**SOAL YANG DIBERIKAN 1:** Menurut berita soal kasus PPPK guru di Langkat, kapan Syah Afandin menerima massa aksi?
**SOAL YANG DIBERIKAN 2:** Tulis lagi bagian berita soal kasus PPPK guru di Langkat yang dibuka dengan kata-kata berisi "Persoalan itu bermula" dan ditutup dengan "tersebut ke Jakarta.". Tukar "Syah Afandin" dengan "Ondim".
**SOAL YANG DIBERIKAN 3:** Sambung berita soal kasus PPPK guru di Langkat dengan bagian berikutnya, mulai setelah kalimat terakhir yang ada.

**ARTIKEL:**
-=-=-=-=-
Langkat – Eks Plt Bupati Langkat Syah Afandin alias Ondim dikaitkan-kaitkan dengan kasus dugaan korupsi PPPK guru di Langkat tahun anggaran 2023. Hal tersebut dinilai tak memiliki dasar yang kuat, dengan membentuk berbagai opini di media sosial.
“Kasus dugaan korupsi PPPK ini tak bisa dikaitkan dengan eks Wakil Bupati Langkat periode 2019-2024,” kata Mas’ud selaku kuasa hukum Ondim, di Stabat, Jumat.
Persoalan itu bermula dari Syah Afandin yang menjabat Plt Bupati Langkat yang menerima massa aksi pada 27 Desember 2023 lalu diruang Pola Kantor Bupati Langkat.
Pada waktu itu ratusan massa itu datang dan langsung diterima Syah Afandin. Saat itu kepada ratusan massa Ondim akan mengevaluasi ulang dan membawa persoalan tersebut ke Jakarta.
Tak hanya itu, beberapa orang peserta sekaligus yang juga menjadi masa aksi diajak untuk ikut ke Jakarta. Bahkan Ondim akan memperjuangkan apa yang menjadi hak peserta seleksi PPPK guru di Langkat.
-=-=-=-=-
**INFORMASI YANG DIBERIKAN:**
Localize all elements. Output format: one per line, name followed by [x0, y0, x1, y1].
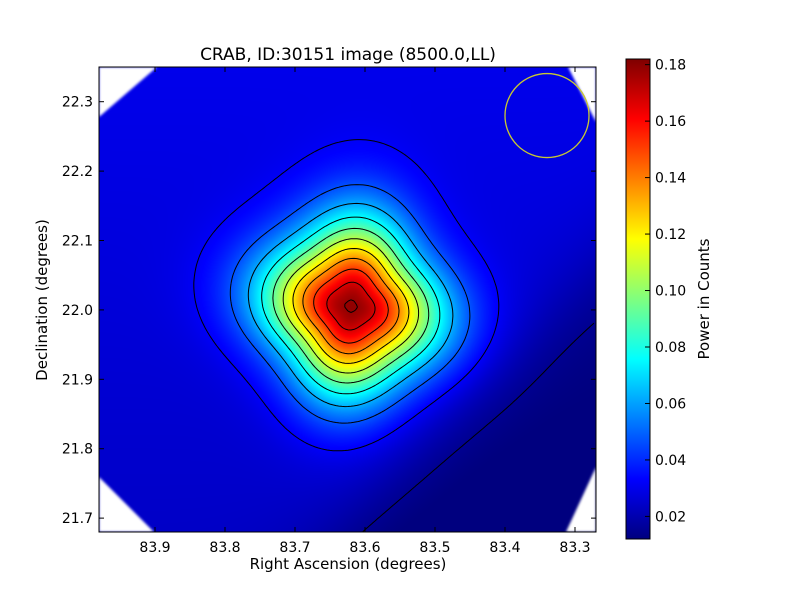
colorbar-tick-label: 0.10 — [655, 284, 686, 300]
y-tick-label: 22.3 — [62, 95, 93, 111]
colorbar-tick-label: 0.18 — [655, 58, 686, 74]
colorbar — [625, 58, 651, 540]
x-tick-label: 83.9 — [139, 540, 170, 556]
contour-line-5 — [261, 216, 441, 395]
contour-line-12 — [344, 299, 358, 313]
contour-line-1 — [362, 322, 595, 532]
colorbar-axis: 0.02 0.04 0.06 0.08 0.10 0.12 0.14 0.16 0.18 — [645, 58, 686, 525]
chart-title: CRAB, ID:30151 image (8500.0,LL) — [200, 45, 496, 65]
y-tick-label: 21.9 — [62, 372, 93, 388]
colorbar-tick-label: 0.14 — [655, 171, 686, 187]
x-axis: 83.9 83.8 83.7 83.6 83.5 83.4 83.3 — [139, 67, 591, 556]
colorbar-tick-label: 0.06 — [655, 396, 686, 412]
contour-line-7 — [282, 238, 420, 374]
contour-lines — [193, 139, 595, 532]
x-tick-label: 83.4 — [489, 540, 520, 556]
y-tick-label: 22.1 — [62, 234, 93, 250]
colorbar-tick-label: 0.12 — [655, 227, 686, 243]
heatmap-image — [99, 67, 596, 532]
y-tick-label: 21.7 — [62, 511, 93, 527]
contour-line-3 — [229, 184, 471, 424]
colorbar-tick-label: 0.08 — [655, 340, 686, 356]
x-tick-label: 83.8 — [209, 540, 240, 556]
blank-corner — [99, 477, 154, 532]
colorbar-tick-label: 0.16 — [655, 114, 686, 130]
y-tick-label: 22.2 — [62, 164, 93, 180]
contour-line-6 — [272, 227, 430, 384]
plot-area — [99, 67, 596, 532]
contour-line-11 — [326, 281, 376, 331]
beam-circle — [504, 72, 590, 159]
plot-frame — [98, 66, 597, 533]
x-tick-label: 83.3 — [559, 540, 590, 556]
y-tick-label: 21.8 — [62, 442, 93, 458]
colorbar-tick-label: 0.02 — [655, 509, 686, 525]
contour-line-10 — [313, 268, 389, 344]
y-axis: 21.7 21.8 21.9 22.0 22.1 22.2 22.3 — [62, 95, 596, 527]
blank-corner — [99, 67, 157, 117]
x-axis-title: Right Ascension (degrees) — [250, 555, 447, 573]
colorbar-tick-label: 0.04 — [655, 453, 686, 469]
contour-line-8 — [292, 248, 410, 364]
blank-corner — [566, 467, 596, 532]
image-corners — [99, 67, 596, 532]
contour-line-2 — [193, 139, 500, 452]
colorbar-label: Power in Counts — [695, 238, 713, 359]
contour-line-9 — [302, 257, 400, 355]
contour-line-4 — [247, 202, 454, 408]
x-tick-label: 83.7 — [279, 540, 310, 556]
y-tick-label: 22.0 — [62, 303, 93, 319]
x-tick-label: 83.5 — [419, 540, 450, 556]
x-tick-label: 83.6 — [349, 540, 380, 556]
y-axis-title: Declination (degrees) — [33, 219, 51, 381]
-=-=-=-=-
**HASIL JAWABAN 1:** Pada 27 Desember 2023.

**HASIL JAWABAN 2:**
Persoalan itu bermula dari Ondim yang menjabat Plt Bupati Langkat yang menerima massa aksi pada 27 Desember 2023 lalu diruang Pola Kantor Bupati Langkat.
Pada waktu itu ratusan massa itu datang dan langsung diterima Ondim. Saat itu kepada ratusan massa Ondim akan mengevaluasi ulang dan membawa persoalan tersebut ke Jakarta.

**HASIL JAWABAN 3:**
Singkat cerita, keputusan hasil seleksi PPPK guru di Langkat tidak diperbolehkan atau dibatalkan oleh Kementerian.
Namun demikian, Ondim terus berupaya agar memberi prioritas kepada peserta seleksi PPPK guru di tahun anggaran berikutnya.
Alasannya Ondim tidak pernah dipanggil penyidik selama dalam proses penyelidikan hingga penyidikan.
“Apa lagi menuduh seseorang melakukan kejahatan korupsi tanpa bukti adalah perbuatan pidana yang dapat dipenjara dan denda,” ujar Mas’ud.
Terkait perkara ini penyidik sudah melakukan penyerahan tersangka dan barang bukti atau tahap II. Hal tersebut menyusul berkas sudah dinyatakan lengkap oleh jaksa.
“Artinya dengan dilimpahkannya berkas perkara tersebut, maka sudah selesai proses hukum dalam penyidikan, dan Inn Shaa Allah, Bang Ondim tidak terlibat dalam kasus PPPK Langkat,” ujarnya.
“Untuk itu kita berharap ke depan persoalan PPPK ini menjadi pelajaran di kemudian hari,” sambung Mas’ud.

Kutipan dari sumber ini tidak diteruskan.